Check each line for the string "DRINKING" and give only the count of lines that have it.

Saved entries:
————

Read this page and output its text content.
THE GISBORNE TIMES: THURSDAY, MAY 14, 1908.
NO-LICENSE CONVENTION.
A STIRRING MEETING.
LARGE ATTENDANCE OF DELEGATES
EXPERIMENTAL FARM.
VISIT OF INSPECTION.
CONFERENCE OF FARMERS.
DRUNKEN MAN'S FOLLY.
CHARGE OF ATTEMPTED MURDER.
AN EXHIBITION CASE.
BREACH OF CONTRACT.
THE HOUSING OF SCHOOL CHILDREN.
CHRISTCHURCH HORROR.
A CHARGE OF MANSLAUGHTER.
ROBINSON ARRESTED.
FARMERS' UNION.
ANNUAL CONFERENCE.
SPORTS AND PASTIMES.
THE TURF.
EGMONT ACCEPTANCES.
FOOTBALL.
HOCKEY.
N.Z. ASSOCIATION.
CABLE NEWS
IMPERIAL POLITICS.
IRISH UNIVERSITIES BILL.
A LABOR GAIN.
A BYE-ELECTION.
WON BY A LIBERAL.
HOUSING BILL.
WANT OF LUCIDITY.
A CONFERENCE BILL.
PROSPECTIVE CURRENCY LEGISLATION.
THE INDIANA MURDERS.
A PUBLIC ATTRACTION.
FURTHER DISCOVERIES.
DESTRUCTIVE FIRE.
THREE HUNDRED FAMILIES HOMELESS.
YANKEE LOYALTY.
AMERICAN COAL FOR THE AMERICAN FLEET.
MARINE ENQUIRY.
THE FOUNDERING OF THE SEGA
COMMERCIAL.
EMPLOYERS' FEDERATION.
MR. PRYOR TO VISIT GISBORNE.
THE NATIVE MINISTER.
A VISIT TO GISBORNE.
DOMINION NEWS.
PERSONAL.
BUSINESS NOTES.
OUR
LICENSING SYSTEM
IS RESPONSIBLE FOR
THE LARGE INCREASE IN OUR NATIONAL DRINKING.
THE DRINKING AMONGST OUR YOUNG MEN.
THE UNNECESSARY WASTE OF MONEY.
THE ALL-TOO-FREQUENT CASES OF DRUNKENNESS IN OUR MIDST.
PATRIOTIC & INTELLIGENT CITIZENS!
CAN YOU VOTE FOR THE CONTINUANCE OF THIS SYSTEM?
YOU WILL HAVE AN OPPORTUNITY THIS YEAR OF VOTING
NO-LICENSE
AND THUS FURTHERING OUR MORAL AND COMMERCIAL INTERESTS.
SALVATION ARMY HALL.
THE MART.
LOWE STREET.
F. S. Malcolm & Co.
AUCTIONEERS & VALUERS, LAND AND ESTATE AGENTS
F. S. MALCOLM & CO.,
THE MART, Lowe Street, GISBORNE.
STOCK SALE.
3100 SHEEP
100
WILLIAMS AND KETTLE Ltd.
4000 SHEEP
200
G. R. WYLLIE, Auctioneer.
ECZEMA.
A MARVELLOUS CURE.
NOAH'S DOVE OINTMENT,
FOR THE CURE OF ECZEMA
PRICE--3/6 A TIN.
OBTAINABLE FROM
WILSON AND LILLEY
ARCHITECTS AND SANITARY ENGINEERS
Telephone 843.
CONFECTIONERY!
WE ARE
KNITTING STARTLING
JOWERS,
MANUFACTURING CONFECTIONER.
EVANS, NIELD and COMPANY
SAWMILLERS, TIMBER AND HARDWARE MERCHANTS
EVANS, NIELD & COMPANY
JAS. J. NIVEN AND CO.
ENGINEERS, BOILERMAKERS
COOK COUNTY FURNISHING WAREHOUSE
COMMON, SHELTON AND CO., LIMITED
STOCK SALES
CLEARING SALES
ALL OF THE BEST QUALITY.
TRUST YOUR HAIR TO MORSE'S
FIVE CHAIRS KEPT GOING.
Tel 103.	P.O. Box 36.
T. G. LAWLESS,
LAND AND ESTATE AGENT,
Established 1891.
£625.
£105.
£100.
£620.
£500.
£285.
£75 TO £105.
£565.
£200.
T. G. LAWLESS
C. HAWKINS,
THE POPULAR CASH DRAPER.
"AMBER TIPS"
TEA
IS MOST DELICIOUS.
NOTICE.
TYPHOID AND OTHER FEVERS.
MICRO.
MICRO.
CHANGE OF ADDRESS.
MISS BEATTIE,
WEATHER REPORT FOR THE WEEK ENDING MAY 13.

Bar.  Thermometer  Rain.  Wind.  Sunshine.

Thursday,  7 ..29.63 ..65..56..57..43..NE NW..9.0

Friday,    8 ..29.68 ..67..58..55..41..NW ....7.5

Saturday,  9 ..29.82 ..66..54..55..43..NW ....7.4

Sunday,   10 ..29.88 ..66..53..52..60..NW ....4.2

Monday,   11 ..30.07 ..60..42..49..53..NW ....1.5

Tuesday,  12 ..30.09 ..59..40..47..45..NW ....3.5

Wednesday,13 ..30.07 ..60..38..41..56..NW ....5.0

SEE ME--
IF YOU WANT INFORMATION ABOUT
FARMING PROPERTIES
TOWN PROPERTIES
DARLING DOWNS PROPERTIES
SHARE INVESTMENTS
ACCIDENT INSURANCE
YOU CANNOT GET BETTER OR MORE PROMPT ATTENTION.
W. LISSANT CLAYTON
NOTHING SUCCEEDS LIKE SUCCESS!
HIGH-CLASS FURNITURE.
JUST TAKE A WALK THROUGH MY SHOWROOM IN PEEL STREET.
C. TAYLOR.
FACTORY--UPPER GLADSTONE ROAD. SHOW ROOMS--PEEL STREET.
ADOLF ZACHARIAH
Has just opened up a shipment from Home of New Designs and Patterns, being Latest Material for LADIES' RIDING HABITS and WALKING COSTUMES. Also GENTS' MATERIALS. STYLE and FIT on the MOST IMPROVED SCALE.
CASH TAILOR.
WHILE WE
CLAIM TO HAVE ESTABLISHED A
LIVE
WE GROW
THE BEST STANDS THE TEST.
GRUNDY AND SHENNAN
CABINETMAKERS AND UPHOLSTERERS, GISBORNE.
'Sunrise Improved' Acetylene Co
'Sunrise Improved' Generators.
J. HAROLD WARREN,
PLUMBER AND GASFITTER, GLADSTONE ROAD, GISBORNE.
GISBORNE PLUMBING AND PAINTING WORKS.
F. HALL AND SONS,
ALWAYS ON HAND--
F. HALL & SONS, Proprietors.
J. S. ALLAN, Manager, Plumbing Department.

————

**The output:**
2